* **DATA IN THIS EXERCISE**:
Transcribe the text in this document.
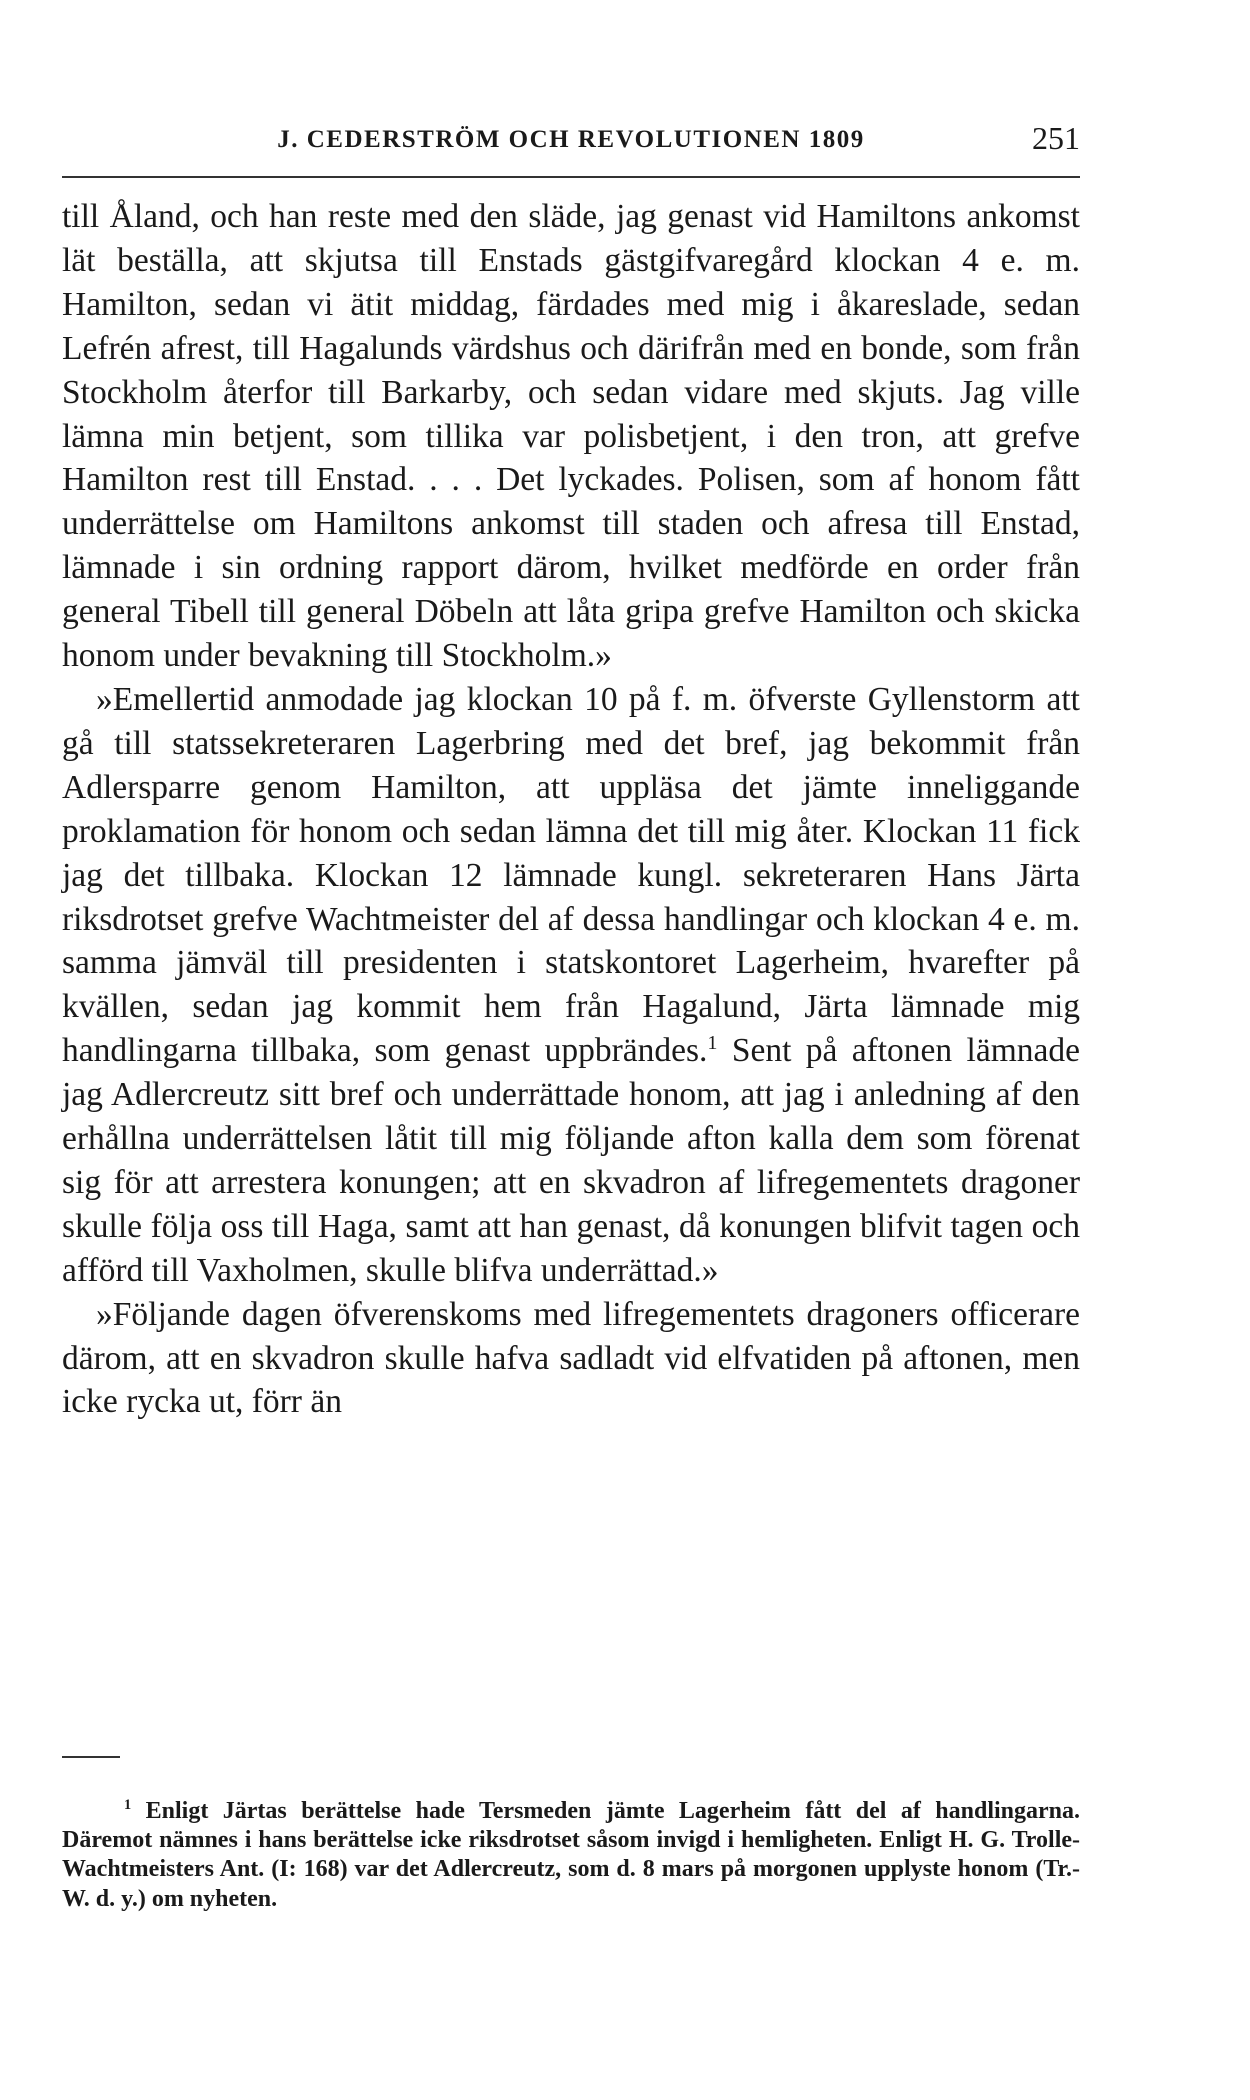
J. CEDERSTRÖM OCH REVOLUTIONEN 1809	251

till Åland, och han reste med den släde, jag genast vid Hamiltons ankomst lät beställa, att skjutsa till Enstads gästgifvaregård klockan 4 e. m. Hamilton, sedan vi ätit middag, färdades med mig i åkareslade, sedan Lefrén afrest, till Hagalunds värdshus och därifrån med en bonde, som från Stockholm återfor till Barkarby, och sedan vidare med skjuts. Jag ville lämna min betjent, som tillika var polisbetjent, i den tron, att grefve Hamilton rest till Enstad. . . . Det lyckades. Polisen, som af honom fått underrättelse om Hamiltons ankomst till staden och afresa till Enstad, lämnade i sin ordning rapport därom, hvilket medförde en order från general Tibell till general Döbeln att låta gripa grefve Hamilton och skicka honom under bevakning till Stockholm.»

»Emellertid anmodade jag klockan 10 på f. m. öfverste Gyllenstorm att gå till statssekreteraren Lagerbring med det bref, jag bekommit från Adlersparre genom Hamilton, att uppläsa det jämte inneliggande proklamation för honom och sedan lämna det till mig åter. Klockan 11 fick jag det tillbaka. Klockan 12 lämnade kungl. sekreteraren Hans Järta riksdrotset grefve Wachtmeister del af dessa handlingar och klockan 4 e. m. samma jämväl till presidenten i statskontoret Lagerheim, hvarefter på kvällen, sedan jag kommit hem från Hagalund, Järta lämnade mig handlingarna tillbaka, som genast uppbrändes.$^1$ Sent på aftonen lämnade jag Adlercreutz sitt bref och underrättade honom, att jag i anledning af den erhållna underrättelsen låtit till mig följande afton kalla dem som förenat sig för att arrestera konungen; att en skvadron af lifregementets dragoner skulle följa oss till Haga, samt att han genast, då konungen blifvit tagen och afförd till Vaxholmen, skulle blifva underrättad.»

»Följande dagen öfverenskoms med lifregementets dragoners officerare därom, att en skvadron skulle hafva sadladt vid elfvatiden på aftonen, men icke rycka ut, förr än

$^1$ Enligt Järtas berättelse hade Tersmeden jämte Lagerheim fått del af handlingarna. Däremot nämnes i hans berättelse icke riksdrotset såsom invigd i hemligheten. Enligt H. G. Trolle-Wachtmeisters Ant. (I: 168) var det Adlercreutz, som d. 8 mars på morgonen upplyste honom (Tr.-W. d. y.) om nyheten.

* **EXERCISE**:
Every line above should be copied exactly; do not carry over the pictures.

* **FINISHED TASK**:
Transcribe the text in this document.
J. CEDERSTRÖM OCH REVOLUTIONEN 1809	251

till Åland, och han reste med den släde, jag genast vid Hamiltons ankomst lät beställa, att skjutsa till Enstads gästgifvaregård klockan 4 e. m. Hamilton, sedan vi ätit middag, färdades med mig i åkareslade, sedan Lefrén afrest, till Hagalunds värdshus och därifrån med en bonde, som från Stockholm återfor till Barkarby, och sedan vidare med skjuts. Jag ville lämna min betjent, som tillika var polisbetjent, i den tron, att grefve Hamilton rest till Enstad. . . . Det lyckades. Polisen, som af honom fått underrättelse om Hamiltons ankomst till staden och afresa till Enstad, lämnade i sin ordning rapport därom, hvilket medförde en order från general Tibell till general Döbeln att låta gripa grefve Hamilton och skicka honom under bevakning till Stockholm.»

»Emellertid anmodade jag klockan 10 på f. m. öfverste Gyllenstorm att gå till statssekreteraren Lagerbring med det bref, jag bekommit från Adlersparre genom Hamilton, att uppläsa det jämte inneliggande proklamation för honom och sedan lämna det till mig åter. Klockan 11 fick jag det tillbaka. Klockan 12 lämnade kungl. sekreteraren Hans Järta riksdrotset grefve Wachtmeister del af dessa handlingar och klockan 4 e. m. samma jämväl till presidenten i statskontoret Lagerheim, hvarefter på kvällen, sedan jag kommit hem från Hagalund, Järta lämnade mig handlingarna tillbaka, som genast uppbrändes.$^1$ Sent på aftonen lämnade jag Adlercreutz sitt bref och underrättade honom, att jag i anledning af den erhållna underrättelsen låtit till mig följande afton kalla dem som förenat sig för att arrestera konungen; att en skvadron af lifregementets dragoner skulle följa oss till Haga, samt att han genast, då konungen blifvit tagen och afförd till Vaxholmen, skulle blifva underrättad.»

»Följande dagen öfverenskoms med lifregementets dragoners officerare därom, att en skvadron skulle hafva sadladt vid elfvatiden på aftonen, men icke rycka ut, förr än

$^1$ Enligt Järtas berättelse hade Tersmeden jämte Lagerheim fått del af handlingarna. Däremot nämnes i hans berättelse icke riksdrotset såsom invigd i hemligheten. Enligt H. G. Trolle-Wachtmeisters Ant. (I: 168) var det Adlercreutz, som d. 8 mars på morgonen upplyste honom (Tr.-W. d. y.) om nyheten.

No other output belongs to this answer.